Problem requirements | Each entry below should be reproduced character for character.

Given data |
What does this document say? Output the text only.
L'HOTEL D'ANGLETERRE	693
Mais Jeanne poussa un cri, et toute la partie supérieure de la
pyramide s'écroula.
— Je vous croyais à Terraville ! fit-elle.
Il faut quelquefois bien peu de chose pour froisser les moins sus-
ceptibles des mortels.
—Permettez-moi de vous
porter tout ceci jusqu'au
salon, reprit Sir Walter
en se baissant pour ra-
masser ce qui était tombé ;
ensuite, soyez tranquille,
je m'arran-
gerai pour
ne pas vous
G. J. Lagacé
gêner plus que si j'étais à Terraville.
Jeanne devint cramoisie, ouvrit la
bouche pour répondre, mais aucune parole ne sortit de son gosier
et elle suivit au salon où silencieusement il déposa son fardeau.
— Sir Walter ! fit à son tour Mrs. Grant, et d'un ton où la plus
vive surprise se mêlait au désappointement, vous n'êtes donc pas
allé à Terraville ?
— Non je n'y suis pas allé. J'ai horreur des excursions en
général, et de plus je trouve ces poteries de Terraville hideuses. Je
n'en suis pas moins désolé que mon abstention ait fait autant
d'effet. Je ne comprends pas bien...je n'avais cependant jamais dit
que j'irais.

Solution to this problem |
What does this document say? Output the text only.
L'HOTEL D'ANGLETERRE	693
Mais Jeanne poussa un cri, et toute la partie supérieure de la
pyramide s'écroula.
— Je vous croyais à Terraville ! fit-elle.
Il faut quelquefois bien peu de chose pour froisser les moins sus-
ceptibles des mortels.
—Permettez-moi de vous
porter tout ceci jusqu'au
salon, reprit Sir Walter
en se baissant pour ra-
masser ce qui était tombé ;
ensuite, soyez tranquille,
je m'arran-
gerai pour
ne pas vous
G. J. Lagacé
gêner plus que si j'étais à Terraville.
Jeanne devint cramoisie, ouvrit la
bouche pour répondre, mais aucune parole ne sortit de son gosier
et elle suivit au salon où silencieusement il déposa son fardeau.
— Sir Walter ! fit à son tour Mrs. Grant, et d'un ton où la plus
vive surprise se mêlait au désappointement, vous n'êtes donc pas
allé à Terraville ?
— Non je n'y suis pas allé. J'ai horreur des excursions en
général, et de plus je trouve ces poteries de Terraville hideuses. Je
n'en suis pas moins désolé que mon abstention ait fait autant
d'effet. Je ne comprends pas bien...je n'avais cependant jamais dit
que j'irais.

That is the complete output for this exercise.